**Data listing**
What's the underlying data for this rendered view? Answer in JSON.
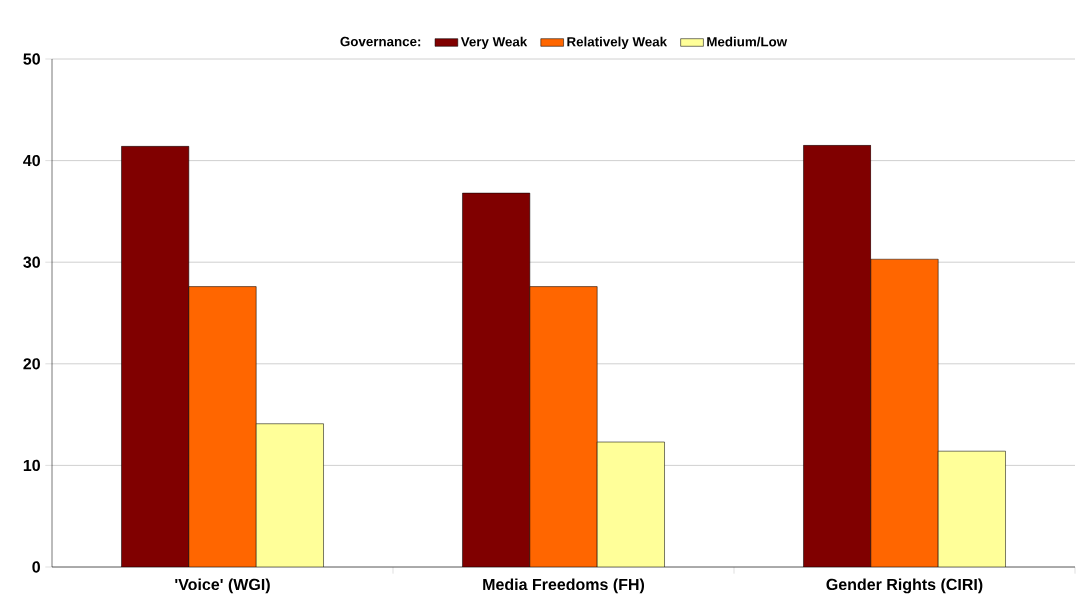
{
  "chart_data": {
    "type": "bar",
    "legend_title": "Governance:",
    "legend": "top",
    "categories": [
      "'Voice' (WGI)",
      "Media Freedoms (FH)",
      "Gender Rights (CIRI)"
    ],
    "series": [
      {
        "name": "Very Weak",
        "color": "#800000",
        "values": [
          41.4,
          36.8,
          41.5
        ]
      },
      {
        "name": "Relatively Weak",
        "color": "#ff6600",
        "values": [
          27.6,
          27.6,
          30.3
        ]
      },
      {
        "name": "Medium/Low",
        "color": "#ffff99",
        "values": [
          14.1,
          12.3,
          11.4
        ]
      }
    ],
    "ylim": [
      0,
      50
    ],
    "yticks": [
      0,
      10,
      20,
      30,
      40,
      50
    ],
    "grid": "y"
  }
}
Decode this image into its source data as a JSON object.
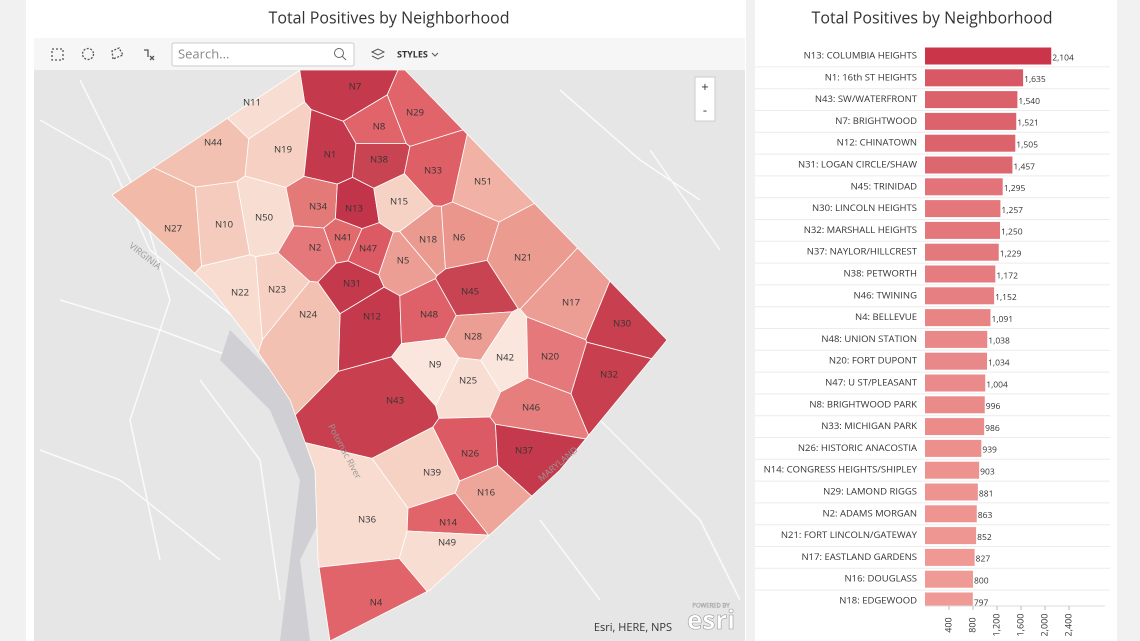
{
  "map": {
    "title": "Total Positives by Neighborhood",
    "search_placeholder": "Search...",
    "styles_button": "STYLES",
    "zoom_in": "+",
    "zoom_out": "-",
    "attribution": "Esri, HERE, NPS",
    "logo_small": "POWERED BY",
    "logo": "esri",
    "place_labels": [
      "VIRGINIA",
      "Potomac River",
      "MARYLAND"
    ],
    "regions": [
      {
        "label": "N7",
        "color": "#c43a4c"
      },
      {
        "label": "N11",
        "color": "#f8ddd2"
      },
      {
        "label": "N29",
        "color": "#e0646a"
      },
      {
        "label": "N8",
        "color": "#e0646a"
      },
      {
        "label": "N44",
        "color": "#f3c1b2"
      },
      {
        "label": "N19",
        "color": "#f6d0c3"
      },
      {
        "label": "N1",
        "color": "#c43a4c"
      },
      {
        "label": "N38",
        "color": "#c94452"
      },
      {
        "label": "N33",
        "color": "#df5f66"
      },
      {
        "label": "N51",
        "color": "#f1b1a4"
      },
      {
        "label": "N34",
        "color": "#e47a78"
      },
      {
        "label": "N13",
        "color": "#c23449"
      },
      {
        "label": "N15",
        "color": "#f6d2c5"
      },
      {
        "label": "N27",
        "color": "#f2bba9"
      },
      {
        "label": "N10",
        "color": "#f5cbbd"
      },
      {
        "label": "N50",
        "color": "#f8ddd2"
      },
      {
        "label": "N41",
        "color": "#e06a6c"
      },
      {
        "label": "N18",
        "color": "#eb9a90"
      },
      {
        "label": "N6",
        "color": "#eb968c"
      },
      {
        "label": "N2",
        "color": "#e4787a"
      },
      {
        "label": "N47",
        "color": "#dc5a64"
      },
      {
        "label": "N5",
        "color": "#ec9e94"
      },
      {
        "label": "N21",
        "color": "#ec9b90"
      },
      {
        "label": "N31",
        "color": "#c43a4c"
      },
      {
        "label": "N45",
        "color": "#c94452"
      },
      {
        "label": "N22",
        "color": "#f8dcd0"
      },
      {
        "label": "N23",
        "color": "#f6d0c3"
      },
      {
        "label": "N12",
        "color": "#c43a4c"
      },
      {
        "label": "N48",
        "color": "#de6068"
      },
      {
        "label": "N24",
        "color": "#f3c1b2"
      },
      {
        "label": "N17",
        "color": "#ec9e94"
      },
      {
        "label": "N30",
        "color": "#c8404f"
      },
      {
        "label": "N28",
        "color": "#ec9e94"
      },
      {
        "label": "N42",
        "color": "#fae6dc"
      },
      {
        "label": "N20",
        "color": "#e4787a"
      },
      {
        "label": "N9",
        "color": "#fae6dc"
      },
      {
        "label": "N32",
        "color": "#c8404f"
      },
      {
        "label": "N25",
        "color": "#f8ddd2"
      },
      {
        "label": "N43",
        "color": "#c8404f"
      },
      {
        "label": "N46",
        "color": "#e57e7c"
      },
      {
        "label": "N26",
        "color": "#dc5a64"
      },
      {
        "label": "N37",
        "color": "#c43a4c"
      },
      {
        "label": "N39",
        "color": "#f6d2c5"
      },
      {
        "label": "N16",
        "color": "#eea69b"
      },
      {
        "label": "N36",
        "color": "#f8dcd0"
      },
      {
        "label": "N14",
        "color": "#e0646a"
      },
      {
        "label": "N49",
        "color": "#f8ddd2"
      },
      {
        "label": "N4",
        "color": "#e0646a"
      }
    ]
  },
  "chart_data": {
    "type": "hbar",
    "title": "Total Positives by Neighborhood",
    "categories": [
      "N13: COLUMBIA HEIGHTS",
      "N1: 16th ST HEIGHTS",
      "N43: SW/WATERFRONT",
      "N7: BRIGHTWOOD",
      "N12: CHINATOWN",
      "N31: LOGAN CIRCLE/SHAW",
      "N45: TRINIDAD",
      "N30: LINCOLN HEIGHTS",
      "N32: MARSHALL HEIGHTS",
      "N37: NAYLOR/HILLCREST",
      "N38: PETWORTH",
      "N46: TWINING",
      "N4: BELLEVUE",
      "N48: UNION STATION",
      "N20: FORT DUPONT",
      "N47: U ST/PLEASANT",
      "N8: BRIGHTWOOD PARK",
      "N33: MICHIGAN PARK",
      "N26: HISTORIC ANACOSTIA",
      "N14: CONGRESS HEIGHTS/SHIPLEY",
      "N29: LAMOND RIGGS",
      "N2: ADAMS MORGAN",
      "N21: FORT LINCOLN/GATEWAY",
      "N17: EASTLAND GARDENS",
      "N16: DOUGLASS",
      "N18: EDGEWOOD"
    ],
    "values": [
      2104,
      1635,
      1540,
      1521,
      1505,
      1457,
      1295,
      1257,
      1250,
      1229,
      1172,
      1152,
      1091,
      1038,
      1034,
      1004,
      996,
      986,
      939,
      903,
      881,
      863,
      852,
      827,
      800,
      797
    ],
    "value_labels": [
      "2,104",
      "1,635",
      "1,540",
      "1,521",
      "1,505",
      "1,457",
      "1,295",
      "1,257",
      "1,250",
      "1,229",
      "1,172",
      "1,152",
      "1,091",
      "1,038",
      "1,034",
      "1,004",
      "996",
      "986",
      "939",
      "903",
      "881",
      "863",
      "852",
      "827",
      "800",
      "797"
    ],
    "color_range": [
      "#f09b96",
      "#c4203a"
    ],
    "xlim": [
      0,
      3000
    ],
    "xticks": [
      400,
      800,
      {
        "value": 1200,
        "label": "1,200"
      },
      {
        "value": 1600,
        "label": "1,600"
      },
      {
        "value": 2000,
        "label": "2,000"
      },
      {
        "value": 2400,
        "label": "2,400"
      }
    ]
  }
}
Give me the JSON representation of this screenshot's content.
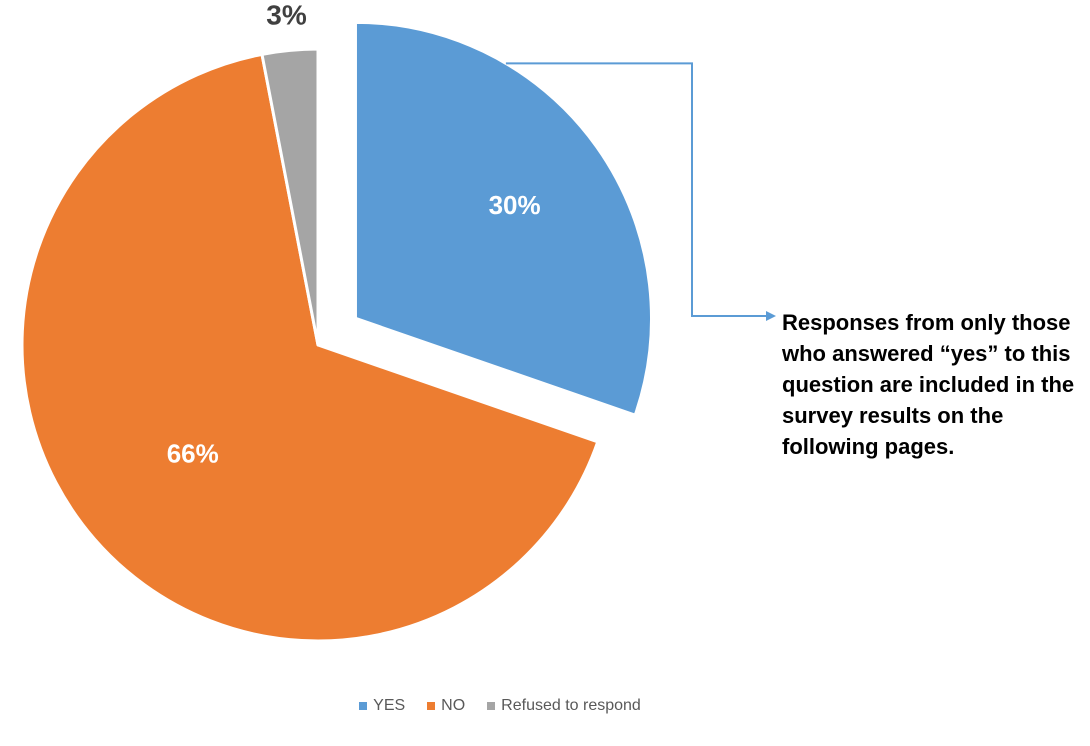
{
  "chart_data": {
    "type": "pie",
    "categories": [
      "YES",
      "NO",
      "Refused to respond"
    ],
    "values": [
      30,
      66,
      3
    ],
    "data_labels": [
      "30%",
      "66%",
      "3%"
    ],
    "colors": [
      "#5B9BD5",
      "#ED7D31",
      "#A5A5A5"
    ],
    "label_colors": [
      "#FFFFFF",
      "#FFFFFF",
      "#404040"
    ],
    "exploded": "YES",
    "legend_position": "bottom",
    "annotation": "Responses from only those who answered “yes” to this question are included in the survey results on the following pages."
  }
}
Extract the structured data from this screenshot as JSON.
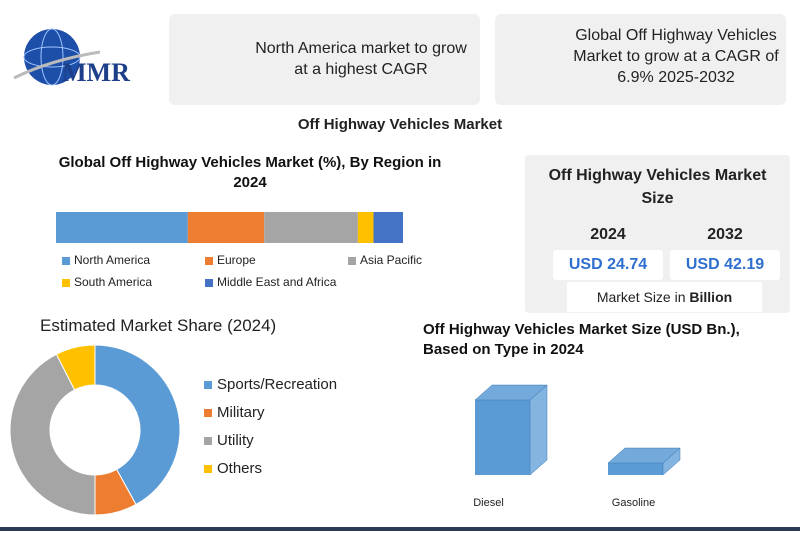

**To do**
Keep the pictures out of the copy and return the rest of the data above exactly.

**Exercise output**
What's the underlying data for this rendered view? Answer in JSON.
{
  "chart_data": {
    "type": "bar",
    "legend_title": "Governance:",
    "legend": "top",
    "categories": [
      "'Voice' (WGI)",
      "Media Freedoms (FH)",
      "Gender Rights (CIRI)"
    ],
    "series": [
      {
        "name": "Very Weak",
        "color": "#800000",
        "values": [
          41.4,
          36.8,
          41.5
        ]
      },
      {
        "name": "Relatively Weak",
        "color": "#ff6600",
        "values": [
          27.6,
          27.6,
          30.3
        ]
      },
      {
        "name": "Medium/Low",
        "color": "#ffff99",
        "values": [
          14.1,
          12.3,
          11.4
        ]
      }
    ],
    "ylim": [
      0,
      50
    ],
    "yticks": [
      0,
      10,
      20,
      30,
      40,
      50
    ],
    "grid": "y"
  }
}
Decode this image into its source data as a JSON object.
{
  "map": {
    "title": "Total Positives by Neighborhood",
    "search_placeholder": "Search...",
    "styles_button": "STYLES",
    "zoom_in": "+",
    "zoom_out": "-",
    "attribution": "Esri, HERE, NPS",
    "logo_small": "POWERED BY",
    "logo": "esri",
    "place_labels": [
      "VIRGINIA",
      "Potomac River",
      "MARYLAND"
    ],
    "regions": [
      {
        "label": "N7",
        "color": "#c43a4c"
      },
      {
        "label": "N11",
        "color": "#f8ddd2"
      },
      {
        "label": "N29",
        "color": "#e0646a"
      },
      {
        "label": "N8",
        "color": "#e0646a"
      },
      {
        "label": "N44",
        "color": "#f3c1b2"
      },
      {
        "label": "N19",
        "color": "#f6d0c3"
      },
      {
        "label": "N1",
        "color": "#c43a4c"
      },
      {
        "label": "N38",
        "color": "#c94452"
      },
      {
        "label": "N33",
        "color": "#df5f66"
      },
      {
        "label": "N51",
        "color": "#f1b1a4"
      },
      {
        "label": "N34",
        "color": "#e47a78"
      },
      {
        "label": "N13",
        "color": "#c23449"
      },
      {
        "label": "N15",
        "color": "#f6d2c5"
      },
      {
        "label": "N27",
        "color": "#f2bba9"
      },
      {
        "label": "N10",
        "color": "#f5cbbd"
      },
      {
        "label": "N50",
        "color": "#f8ddd2"
      },
      {
        "label": "N41",
        "color": "#e06a6c"
      },
      {
        "label": "N18",
        "color": "#eb9a90"
      },
      {
        "label": "N6",
        "color": "#eb968c"
      },
      {
        "label": "N2",
        "color": "#e4787a"
      },
      {
        "label": "N47",
        "color": "#dc5a64"
      },
      {
        "label": "N5",
        "color": "#ec9e94"
      },
      {
        "label": "N21",
        "color": "#ec9b90"
      },
      {
        "label": "N31",
        "color": "#c43a4c"
      },
      {
        "label": "N45",
        "color": "#c94452"
      },
      {
        "label": "N22",
        "color": "#f8dcd0"
      },
      {
        "label": "N23",
        "color": "#f6d0c3"
      },
      {
        "label": "N12",
        "color": "#c43a4c"
      },
      {
        "label": "N48",
        "color": "#de6068"
      },
      {
        "label": "N24",
        "color": "#f3c1b2"
      },
      {
        "label": "N17",
        "color": "#ec9e94"
      },
      {
        "label": "N30",
        "color": "#c8404f"
      },
      {
        "label": "N28",
        "color": "#ec9e94"
      },
      {
        "label": "N42",
        "color": "#fae6dc"
      },
      {
        "label": "N20",
        "color": "#e4787a"
      },
      {
        "label": "N9",
        "color": "#fae6dc"
      },
      {
        "label": "N32",
        "color": "#c8404f"
      },
      {
        "label": "N25",
        "color": "#f8ddd2"
      },
      {
        "label": "N43",
        "color": "#c8404f"
      },
      {
        "label": "N46",
        "color": "#e57e7c"
      },
      {
        "label": "N26",
        "color": "#dc5a64"
      },
      {
        "label": "N37",
        "color": "#c43a4c"
      },
      {
        "label": "N39",
        "color": "#f6d2c5"
      },
      {
        "label": "N16",
        "color": "#eea69b"
      },
      {
        "label": "N36",
        "color": "#f8dcd0"
      },
      {
        "label": "N14",
        "color": "#e0646a"
      },
      {
        "label": "N49",
        "color": "#f8ddd2"
      },
      {
        "label": "N4",
        "color": "#e0646a"
      }
    ]
  },
  "chart_data": {
    "type": "hbar",
    "title": "Total Positives by Neighborhood",
    "categories": [
      "N13: COLUMBIA HEIGHTS",
      "N1: 16th ST HEIGHTS",
      "N43: SW/WATERFRONT",
      "N7: BRIGHTWOOD",
      "N12: CHINATOWN",
      "N31: LOGAN CIRCLE/SHAW",
      "N45: TRINIDAD",
      "N30: LINCOLN HEIGHTS",
      "N32: MARSHALL HEIGHTS",
      "N37: NAYLOR/HILLCREST",
      "N38: PETWORTH",
      "N46: TWINING",
      "N4: BELLEVUE",
      "N48: UNION STATION",
      "N20: FORT DUPONT",
      "N47: U ST/PLEASANT",
      "N8: BRIGHTWOOD PARK",
      "N33: MICHIGAN PARK",
      "N26: HISTORIC ANACOSTIA",
      "N14: CONGRESS HEIGHTS/SHIPLEY",
      "N29: LAMOND RIGGS",
      "N2: ADAMS MORGAN",
      "N21: FORT LINCOLN/GATEWAY",
      "N17: EASTLAND GARDENS",
      "N16: DOUGLASS",
      "N18: EDGEWOOD"
    ],
    "values": [
      2104,
      1635,
      1540,
      1521,
      1505,
      1457,
      1295,
      1257,
      1250,
      1229,
      1172,
      1152,
      1091,
      1038,
      1034,
      1004,
      996,
      986,
      939,
      903,
      881,
      863,
      852,
      827,
      800,
      797
    ],
    "value_labels": [
      "2,104",
      "1,635",
      "1,540",
      "1,521",
      "1,505",
      "1,457",
      "1,295",
      "1,257",
      "1,250",
      "1,229",
      "1,172",
      "1,152",
      "1,091",
      "1,038",
      "1,034",
      "1,004",
      "996",
      "986",
      "939",
      "903",
      "881",
      "863",
      "852",
      "827",
      "800",
      "797"
    ],
    "color_range": [
      "#f09b96",
      "#c4203a"
    ],
    "xlim": [
      0,
      3000
    ],
    "xticks": [
      400,
      800,
      {
        "value": 1200,
        "label": "1,200"
      },
      {
        "value": 1600,
        "label": "1,600"
      },
      {
        "value": 2000,
        "label": "2,000"
      },
      {
        "value": 2400,
        "label": "2,400"
      }
    ]
  }
}
Give me the JSON representation of this screenshot's content.
{
  "chart_data": {
    "type": "pie",
    "categories": [
      "YES",
      "NO",
      "Refused to respond"
    ],
    "values": [
      30,
      66,
      3
    ],
    "data_labels": [
      "30%",
      "66%",
      "3%"
    ],
    "colors": [
      "#5B9BD5",
      "#ED7D31",
      "#A5A5A5"
    ],
    "label_colors": [
      "#FFFFFF",
      "#FFFFFF",
      "#404040"
    ],
    "exploded": "YES",
    "legend_position": "bottom",
    "annotation": "Responses from only those who answered “yes” to this question are included in the survey results on the following pages."
  }
}
Extract the structured data from this screenshot as JSON.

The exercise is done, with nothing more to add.